● Material for this task:
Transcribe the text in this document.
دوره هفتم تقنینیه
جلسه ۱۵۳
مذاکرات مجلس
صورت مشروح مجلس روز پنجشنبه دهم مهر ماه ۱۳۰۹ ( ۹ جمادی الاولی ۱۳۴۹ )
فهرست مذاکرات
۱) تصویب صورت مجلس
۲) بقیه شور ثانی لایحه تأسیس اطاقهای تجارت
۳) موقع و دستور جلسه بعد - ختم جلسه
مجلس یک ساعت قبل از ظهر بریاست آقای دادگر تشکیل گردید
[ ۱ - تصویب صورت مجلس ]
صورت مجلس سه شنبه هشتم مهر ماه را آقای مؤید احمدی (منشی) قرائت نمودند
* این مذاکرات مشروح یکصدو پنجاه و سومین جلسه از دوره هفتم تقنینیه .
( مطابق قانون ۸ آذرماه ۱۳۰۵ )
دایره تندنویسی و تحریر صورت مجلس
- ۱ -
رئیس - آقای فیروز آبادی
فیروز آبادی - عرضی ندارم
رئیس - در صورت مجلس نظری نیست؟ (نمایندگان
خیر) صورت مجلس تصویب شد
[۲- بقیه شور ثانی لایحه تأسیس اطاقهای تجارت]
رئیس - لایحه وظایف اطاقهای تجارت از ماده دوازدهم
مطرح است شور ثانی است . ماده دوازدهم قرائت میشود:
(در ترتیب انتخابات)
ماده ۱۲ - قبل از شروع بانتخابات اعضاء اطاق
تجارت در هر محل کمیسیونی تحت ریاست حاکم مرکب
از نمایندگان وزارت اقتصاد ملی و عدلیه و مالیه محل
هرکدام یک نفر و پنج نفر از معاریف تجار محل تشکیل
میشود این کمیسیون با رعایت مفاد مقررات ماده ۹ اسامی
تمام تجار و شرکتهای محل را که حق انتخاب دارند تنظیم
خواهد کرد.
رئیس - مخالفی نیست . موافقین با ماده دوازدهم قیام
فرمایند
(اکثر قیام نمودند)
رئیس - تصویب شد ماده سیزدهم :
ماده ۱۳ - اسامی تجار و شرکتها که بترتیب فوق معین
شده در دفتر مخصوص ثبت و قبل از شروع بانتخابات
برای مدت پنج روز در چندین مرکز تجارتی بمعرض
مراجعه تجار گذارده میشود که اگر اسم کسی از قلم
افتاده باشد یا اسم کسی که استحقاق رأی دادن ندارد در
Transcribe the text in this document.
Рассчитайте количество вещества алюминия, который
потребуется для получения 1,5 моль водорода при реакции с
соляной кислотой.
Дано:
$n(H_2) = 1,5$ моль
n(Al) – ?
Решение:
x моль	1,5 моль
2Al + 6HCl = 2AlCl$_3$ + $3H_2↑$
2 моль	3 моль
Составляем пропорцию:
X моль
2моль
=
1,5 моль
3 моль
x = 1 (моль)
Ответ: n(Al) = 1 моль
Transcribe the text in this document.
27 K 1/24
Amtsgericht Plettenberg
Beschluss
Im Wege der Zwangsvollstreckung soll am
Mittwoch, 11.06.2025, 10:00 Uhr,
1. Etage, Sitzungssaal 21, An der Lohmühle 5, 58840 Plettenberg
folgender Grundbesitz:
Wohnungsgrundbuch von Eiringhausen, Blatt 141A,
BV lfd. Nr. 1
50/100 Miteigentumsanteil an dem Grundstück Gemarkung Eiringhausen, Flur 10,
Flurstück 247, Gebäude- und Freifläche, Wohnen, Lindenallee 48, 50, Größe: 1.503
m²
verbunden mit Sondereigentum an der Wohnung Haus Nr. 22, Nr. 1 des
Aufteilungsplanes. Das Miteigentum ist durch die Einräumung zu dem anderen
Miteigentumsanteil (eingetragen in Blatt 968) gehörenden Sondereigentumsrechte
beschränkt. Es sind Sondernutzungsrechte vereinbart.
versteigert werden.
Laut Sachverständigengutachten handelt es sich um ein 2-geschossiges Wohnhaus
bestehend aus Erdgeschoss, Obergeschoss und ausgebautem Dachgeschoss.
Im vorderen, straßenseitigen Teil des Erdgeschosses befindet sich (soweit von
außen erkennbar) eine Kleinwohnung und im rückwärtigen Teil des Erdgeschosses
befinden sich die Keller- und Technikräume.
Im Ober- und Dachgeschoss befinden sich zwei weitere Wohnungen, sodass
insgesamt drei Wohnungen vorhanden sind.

● Problem requirements:
Scan the records for the string "میشود". Copy each line in which it appears.

● Output for this task:
مطرح است شور ثانی است . ماده دوازدهم قرائت میشود:
میشود این کمیسیون با رعایت مفاد مقررات ماده ۹ اسامی
مراجعه تجار گذارده میشود که اگر اسم کسی از قلم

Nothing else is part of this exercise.